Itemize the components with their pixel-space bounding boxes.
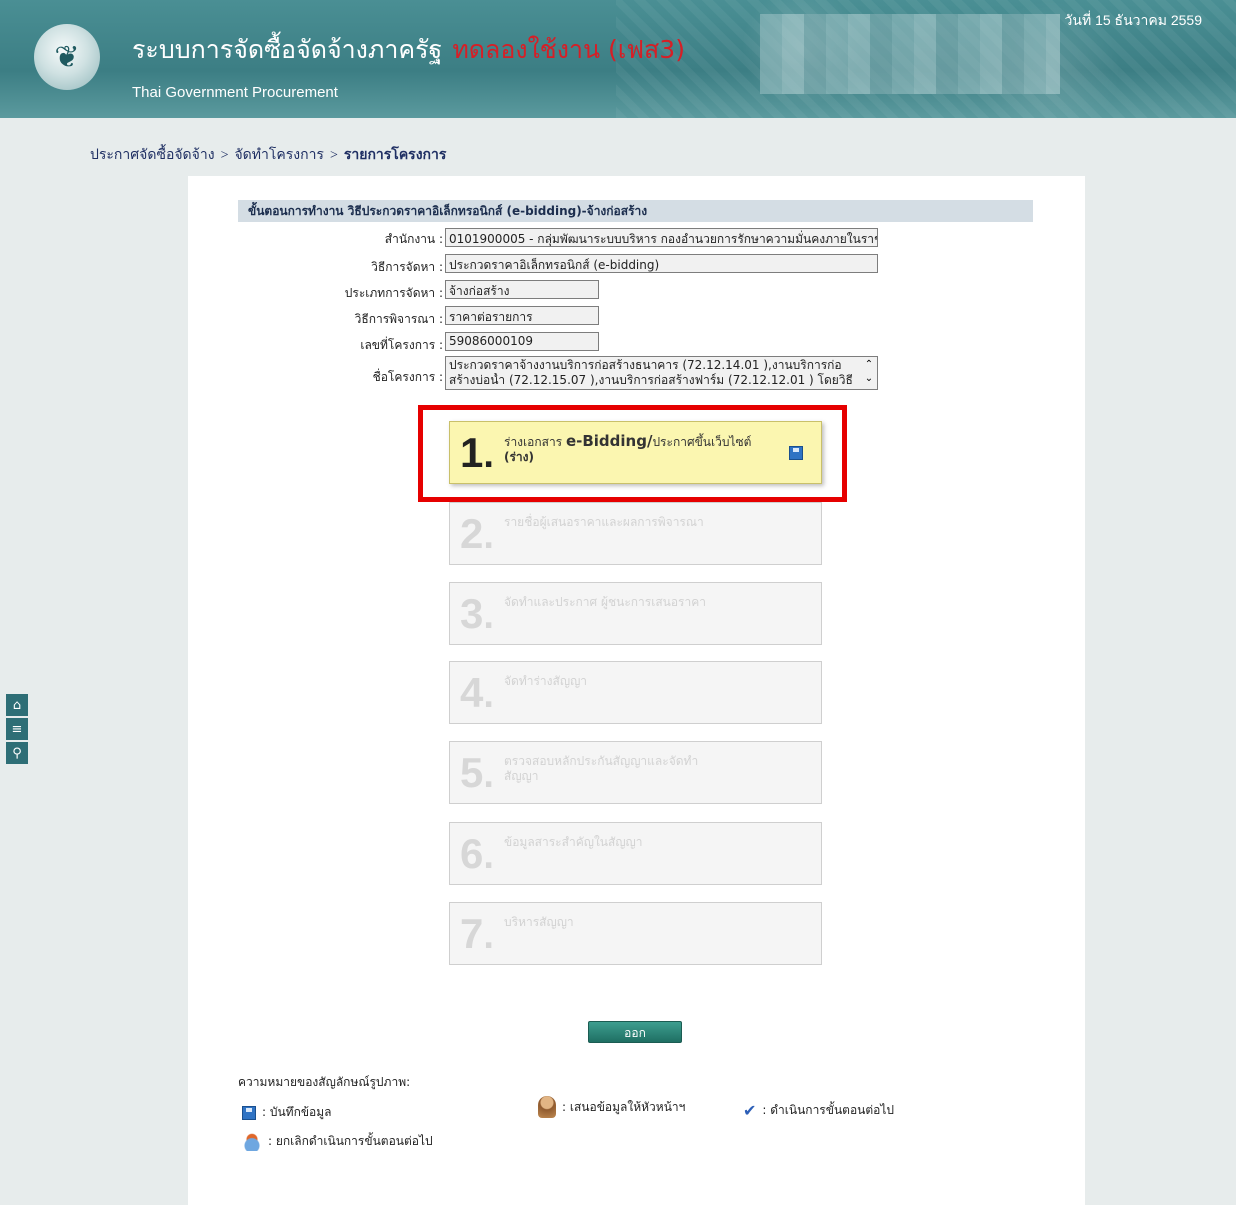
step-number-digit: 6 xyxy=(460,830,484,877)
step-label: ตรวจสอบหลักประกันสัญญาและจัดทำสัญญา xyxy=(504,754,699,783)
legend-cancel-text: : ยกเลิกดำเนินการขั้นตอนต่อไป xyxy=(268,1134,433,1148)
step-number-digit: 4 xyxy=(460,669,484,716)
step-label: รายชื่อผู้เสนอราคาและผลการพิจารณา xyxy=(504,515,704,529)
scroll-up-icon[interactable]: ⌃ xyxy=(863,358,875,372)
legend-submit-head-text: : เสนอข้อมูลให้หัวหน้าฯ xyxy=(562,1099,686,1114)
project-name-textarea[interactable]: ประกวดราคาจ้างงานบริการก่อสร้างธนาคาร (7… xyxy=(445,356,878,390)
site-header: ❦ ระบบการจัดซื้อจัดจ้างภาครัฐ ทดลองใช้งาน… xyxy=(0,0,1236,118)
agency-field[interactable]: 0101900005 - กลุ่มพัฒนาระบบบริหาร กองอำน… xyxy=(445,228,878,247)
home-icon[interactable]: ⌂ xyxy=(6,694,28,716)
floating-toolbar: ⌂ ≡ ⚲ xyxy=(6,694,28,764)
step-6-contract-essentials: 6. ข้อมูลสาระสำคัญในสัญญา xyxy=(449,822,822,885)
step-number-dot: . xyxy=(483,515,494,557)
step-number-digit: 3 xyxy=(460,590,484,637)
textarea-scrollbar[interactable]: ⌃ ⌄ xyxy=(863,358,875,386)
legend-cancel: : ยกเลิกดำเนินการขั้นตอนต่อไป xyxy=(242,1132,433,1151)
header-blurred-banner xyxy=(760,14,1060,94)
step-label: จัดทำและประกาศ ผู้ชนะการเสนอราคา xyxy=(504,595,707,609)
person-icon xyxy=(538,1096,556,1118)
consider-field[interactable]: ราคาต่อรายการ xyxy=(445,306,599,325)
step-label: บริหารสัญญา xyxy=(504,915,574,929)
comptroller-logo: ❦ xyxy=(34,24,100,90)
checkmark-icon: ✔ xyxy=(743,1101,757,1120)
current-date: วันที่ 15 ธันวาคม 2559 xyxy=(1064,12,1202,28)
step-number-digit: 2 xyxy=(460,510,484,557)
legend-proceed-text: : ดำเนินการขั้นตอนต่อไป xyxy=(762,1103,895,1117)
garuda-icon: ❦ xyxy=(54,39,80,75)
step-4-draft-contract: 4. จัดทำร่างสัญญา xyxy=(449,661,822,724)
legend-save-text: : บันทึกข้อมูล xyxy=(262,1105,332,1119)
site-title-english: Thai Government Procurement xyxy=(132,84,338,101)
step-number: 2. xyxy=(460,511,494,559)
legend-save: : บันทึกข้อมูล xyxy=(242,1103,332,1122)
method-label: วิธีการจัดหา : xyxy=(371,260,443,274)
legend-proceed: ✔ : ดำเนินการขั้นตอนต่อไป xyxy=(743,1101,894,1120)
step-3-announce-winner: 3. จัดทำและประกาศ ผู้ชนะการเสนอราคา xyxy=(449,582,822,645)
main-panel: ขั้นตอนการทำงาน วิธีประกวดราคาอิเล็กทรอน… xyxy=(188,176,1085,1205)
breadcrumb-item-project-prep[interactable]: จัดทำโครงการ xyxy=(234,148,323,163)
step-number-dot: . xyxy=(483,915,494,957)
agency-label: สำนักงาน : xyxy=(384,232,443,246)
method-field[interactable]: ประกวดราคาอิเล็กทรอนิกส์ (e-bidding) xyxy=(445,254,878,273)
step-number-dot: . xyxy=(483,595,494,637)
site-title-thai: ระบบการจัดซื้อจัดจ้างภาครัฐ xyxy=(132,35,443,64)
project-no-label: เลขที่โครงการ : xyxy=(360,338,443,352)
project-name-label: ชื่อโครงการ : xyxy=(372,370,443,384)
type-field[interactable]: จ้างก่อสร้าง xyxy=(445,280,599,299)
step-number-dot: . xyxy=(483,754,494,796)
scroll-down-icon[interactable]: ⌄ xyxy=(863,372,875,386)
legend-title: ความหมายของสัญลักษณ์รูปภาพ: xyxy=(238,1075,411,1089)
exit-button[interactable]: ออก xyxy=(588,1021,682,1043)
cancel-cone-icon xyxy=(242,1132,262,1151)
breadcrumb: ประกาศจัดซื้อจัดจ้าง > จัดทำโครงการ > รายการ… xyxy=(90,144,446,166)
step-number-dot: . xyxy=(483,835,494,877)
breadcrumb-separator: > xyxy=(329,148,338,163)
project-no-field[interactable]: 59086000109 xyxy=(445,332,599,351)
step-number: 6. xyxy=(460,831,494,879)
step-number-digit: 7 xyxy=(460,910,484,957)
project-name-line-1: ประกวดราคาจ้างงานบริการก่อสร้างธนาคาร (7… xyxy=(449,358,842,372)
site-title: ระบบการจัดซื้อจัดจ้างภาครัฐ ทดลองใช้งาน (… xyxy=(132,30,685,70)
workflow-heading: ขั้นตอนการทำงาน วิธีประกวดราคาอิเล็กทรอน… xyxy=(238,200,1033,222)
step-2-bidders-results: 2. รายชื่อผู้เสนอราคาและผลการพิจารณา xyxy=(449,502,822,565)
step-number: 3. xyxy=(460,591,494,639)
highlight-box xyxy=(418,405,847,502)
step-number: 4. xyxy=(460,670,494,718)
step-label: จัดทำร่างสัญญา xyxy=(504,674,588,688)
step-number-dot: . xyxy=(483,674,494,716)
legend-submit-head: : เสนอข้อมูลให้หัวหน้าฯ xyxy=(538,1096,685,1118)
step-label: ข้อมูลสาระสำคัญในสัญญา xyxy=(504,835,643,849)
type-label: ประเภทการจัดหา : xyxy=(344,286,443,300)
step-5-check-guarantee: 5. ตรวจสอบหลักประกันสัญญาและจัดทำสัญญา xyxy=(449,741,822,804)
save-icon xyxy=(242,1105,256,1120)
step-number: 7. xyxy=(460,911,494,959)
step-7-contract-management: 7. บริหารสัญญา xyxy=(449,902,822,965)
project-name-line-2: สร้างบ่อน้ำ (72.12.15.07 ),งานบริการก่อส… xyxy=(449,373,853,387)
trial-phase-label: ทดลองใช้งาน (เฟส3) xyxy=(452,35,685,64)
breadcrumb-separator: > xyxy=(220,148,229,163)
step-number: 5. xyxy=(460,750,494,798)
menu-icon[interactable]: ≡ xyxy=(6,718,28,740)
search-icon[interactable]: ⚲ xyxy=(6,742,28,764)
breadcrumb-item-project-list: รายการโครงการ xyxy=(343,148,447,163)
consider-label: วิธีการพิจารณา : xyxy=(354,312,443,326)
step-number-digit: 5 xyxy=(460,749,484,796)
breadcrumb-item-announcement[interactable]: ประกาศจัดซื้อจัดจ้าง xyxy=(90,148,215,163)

* * *

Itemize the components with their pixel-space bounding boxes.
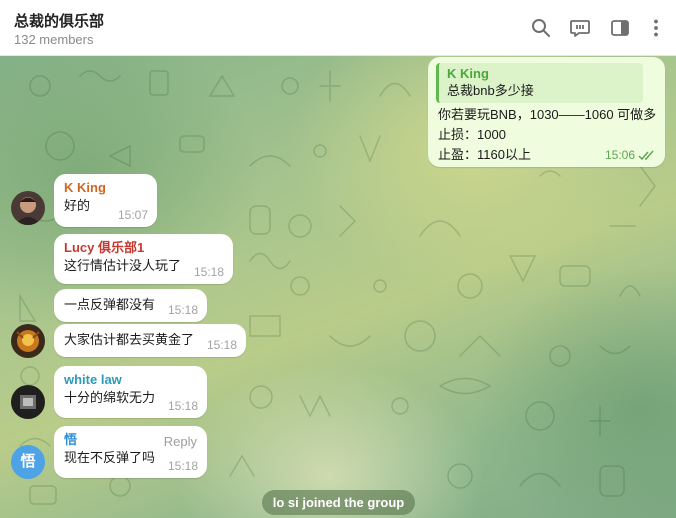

* * *

Identify every line in the records that contains the string "site", treating uppercase and lowercase as different, and copy each of those lines.

site-header: ❦ ระบบการจัดซื้อจัดจ้างภาครัฐ ทดลองใช้งาน… xyxy=(0,0,1236,118)
site-title-english: Thai Government Procurement xyxy=(132,84,338,101)
site-title-thai: ระบบการจัดซื้อจัดจ้างภาครัฐ xyxy=(132,35,443,64)
site-title: ระบบการจัดซื้อจัดจ้างภาครัฐ ทดลองใช้งาน (… xyxy=(132,30,685,70)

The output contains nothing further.